## EXERCISE AIM:
Leave every picture out and write out the records below exactly.

[Records from a collection of figures]

------------------------------------

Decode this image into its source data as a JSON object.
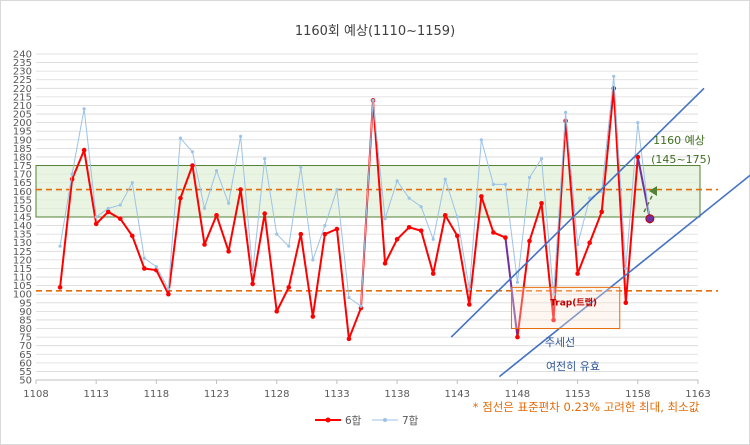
{
  "chart_data": {
    "type": "line",
    "title": "1160회 예상(1110~1159)",
    "xlabel": "",
    "ylabel": "",
    "xlim": [
      1108,
      1163
    ],
    "ylim": [
      50,
      240
    ],
    "x_ticks": [
      1108,
      1113,
      1118,
      1123,
      1128,
      1133,
      1138,
      1143,
      1148,
      1153,
      1158,
      1163
    ],
    "y_ticks": [
      50,
      55,
      60,
      65,
      70,
      75,
      80,
      85,
      90,
      95,
      100,
      105,
      110,
      115,
      120,
      125,
      130,
      135,
      140,
      145,
      150,
      155,
      160,
      165,
      170,
      175,
      180,
      185,
      190,
      195,
      200,
      205,
      210,
      215,
      220,
      225,
      230,
      235,
      240
    ],
    "grid": "horizontal",
    "legend_position": "bottom",
    "x": [
      1110,
      1111,
      1112,
      1113,
      1114,
      1115,
      1116,
      1117,
      1118,
      1119,
      1120,
      1121,
      1122,
      1123,
      1124,
      1125,
      1126,
      1127,
      1128,
      1129,
      1130,
      1131,
      1132,
      1133,
      1134,
      1135,
      1136,
      1137,
      1138,
      1139,
      1140,
      1141,
      1142,
      1143,
      1144,
      1145,
      1146,
      1147,
      1148,
      1149,
      1150,
      1151,
      1152,
      1153,
      1154,
      1155,
      1156,
      1157,
      1158,
      1159
    ],
    "series": [
      {
        "name": "6합",
        "color": "#ff0000",
        "values": [
          104,
          167,
          184,
          141,
          148,
          144,
          134,
          115,
          114,
          100,
          156,
          175,
          129,
          146,
          125,
          161,
          106,
          147,
          90,
          104,
          135,
          87,
          135,
          138,
          74,
          92,
          213,
          118,
          132,
          139,
          137,
          112,
          146,
          134,
          94,
          157,
          136,
          133,
          75,
          131,
          153,
          85,
          201,
          112,
          130,
          148,
          220,
          95,
          180,
          144
        ]
      },
      {
        "name": "7합",
        "color": "#9dc3e6",
        "values": [
          128,
          170,
          208,
          145,
          150,
          152,
          165,
          121,
          116,
          103,
          191,
          183,
          150,
          172,
          153,
          192,
          113,
          179,
          135,
          128,
          174,
          120,
          140,
          161,
          98,
          93,
          213,
          144,
          166,
          156,
          151,
          132,
          167,
          145,
          103,
          190,
          164,
          164,
          107,
          168,
          179,
          100,
          206,
          129,
          156,
          160,
          227,
          115,
          200,
          142
        ]
      }
    ],
    "bands": [
      {
        "from": 145,
        "to": 175,
        "color": "#e2f0d9",
        "border": "#548235"
      }
    ],
    "reference_lines": [
      {
        "y": 161,
        "color": "#e36c09",
        "style": "dashed"
      },
      {
        "y": 102,
        "color": "#e36c09",
        "style": "dashed"
      }
    ],
    "trend_lines": [
      {
        "from": [
          1142.5,
          75
        ],
        "to": [
          1163.5,
          220
        ],
        "color": "#4472c4"
      },
      {
        "from": [
          1146.5,
          52
        ],
        "to": [
          1171,
          190
        ],
        "color": "#4472c4"
      }
    ],
    "trap_box": {
      "x": [
        1147.5,
        1156.5
      ],
      "y": [
        80,
        104
      ],
      "label": "Trap(트랩)"
    },
    "annotations": {
      "forecast_label": "1160 예상",
      "forecast_range": "(145~175)",
      "trend_label": "주세선",
      "trend_valid": "여전히 유효",
      "footnote": "* 점선은 표준편차 0.23% 고려한 최대, 최소값"
    },
    "forecast_marker": {
      "x": 1159,
      "y": 144,
      "color": "#7030a0"
    },
    "highlight_segments": [
      {
        "series": "6합",
        "from": 1147,
        "to": 1148,
        "color": "#7030a0"
      },
      {
        "series": "6합",
        "from": 1158,
        "to": 1159,
        "color": "#7030a0"
      }
    ]
  }
}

------------------------------------

## COMPLETE OUTPUT:
Decode this image into its source data as a JSON object.
{
  "chart_data": {
    "type": "line",
    "title": "1160회 예상(1110~1159)",
    "xlabel": "",
    "ylabel": "",
    "xlim": [
      1108,
      1163
    ],
    "ylim": [
      50,
      240
    ],
    "x_ticks": [
      1108,
      1113,
      1118,
      1123,
      1128,
      1133,
      1138,
      1143,
      1148,
      1153,
      1158,
      1163
    ],
    "y_ticks": [
      50,
      55,
      60,
      65,
      70,
      75,
      80,
      85,
      90,
      95,
      100,
      105,
      110,
      115,
      120,
      125,
      130,
      135,
      140,
      145,
      150,
      155,
      160,
      165,
      170,
      175,
      180,
      185,
      190,
      195,
      200,
      205,
      210,
      215,
      220,
      225,
      230,
      235,
      240
    ],
    "grid": "horizontal",
    "legend_position": "bottom",
    "x": [
      1110,
      1111,
      1112,
      1113,
      1114,
      1115,
      1116,
      1117,
      1118,
      1119,
      1120,
      1121,
      1122,
      1123,
      1124,
      1125,
      1126,
      1127,
      1128,
      1129,
      1130,
      1131,
      1132,
      1133,
      1134,
      1135,
      1136,
      1137,
      1138,
      1139,
      1140,
      1141,
      1142,
      1143,
      1144,
      1145,
      1146,
      1147,
      1148,
      1149,
      1150,
      1151,
      1152,
      1153,
      1154,
      1155,
      1156,
      1157,
      1158,
      1159
    ],
    "series": [
      {
        "name": "6합",
        "color": "#ff0000",
        "values": [
          104,
          167,
          184,
          141,
          148,
          144,
          134,
          115,
          114,
          100,
          156,
          175,
          129,
          146,
          125,
          161,
          106,
          147,
          90,
          104,
          135,
          87,
          135,
          138,
          74,
          92,
          213,
          118,
          132,
          139,
          137,
          112,
          146,
          134,
          94,
          157,
          136,
          133,
          75,
          131,
          153,
          85,
          201,
          112,
          130,
          148,
          220,
          95,
          180,
          144
        ]
      },
      {
        "name": "7합",
        "color": "#9dc3e6",
        "values": [
          128,
          170,
          208,
          145,
          150,
          152,
          165,
          121,
          116,
          103,
          191,
          183,
          150,
          172,
          153,
          192,
          113,
          179,
          135,
          128,
          174,
          120,
          140,
          161,
          98,
          93,
          213,
          144,
          166,
          156,
          151,
          132,
          167,
          145,
          103,
          190,
          164,
          164,
          107,
          168,
          179,
          100,
          206,
          129,
          156,
          160,
          227,
          115,
          200,
          142
        ]
      }
    ],
    "bands": [
      {
        "from": 145,
        "to": 175,
        "color": "#e2f0d9",
        "border": "#548235"
      }
    ],
    "reference_lines": [
      {
        "y": 161,
        "color": "#e36c09",
        "style": "dashed"
      },
      {
        "y": 102,
        "color": "#e36c09",
        "style": "dashed"
      }
    ],
    "trend_lines": [
      {
        "from": [
          1142.5,
          75
        ],
        "to": [
          1163.5,
          220
        ],
        "color": "#4472c4"
      },
      {
        "from": [
          1146.5,
          52
        ],
        "to": [
          1171,
          190
        ],
        "color": "#4472c4"
      }
    ],
    "trap_box": {
      "x": [
        1147.5,
        1156.5
      ],
      "y": [
        80,
        104
      ],
      "label": "Trap(트랩)"
    },
    "annotations": {
      "forecast_label": "1160 예상",
      "forecast_range": "(145~175)",
      "trend_label": "주세선",
      "trend_valid": "여전히 유효",
      "footnote": "* 점선은 표준편차 0.23% 고려한 최대, 최소값"
    },
    "forecast_marker": {
      "x": 1159,
      "y": 144,
      "color": "#7030a0"
    },
    "highlight_segments": [
      {
        "series": "6합",
        "from": 1147,
        "to": 1148,
        "color": "#7030a0"
      },
      {
        "series": "6합",
        "from": 1158,
        "to": 1159,
        "color": "#7030a0"
      }
    ]
  }
}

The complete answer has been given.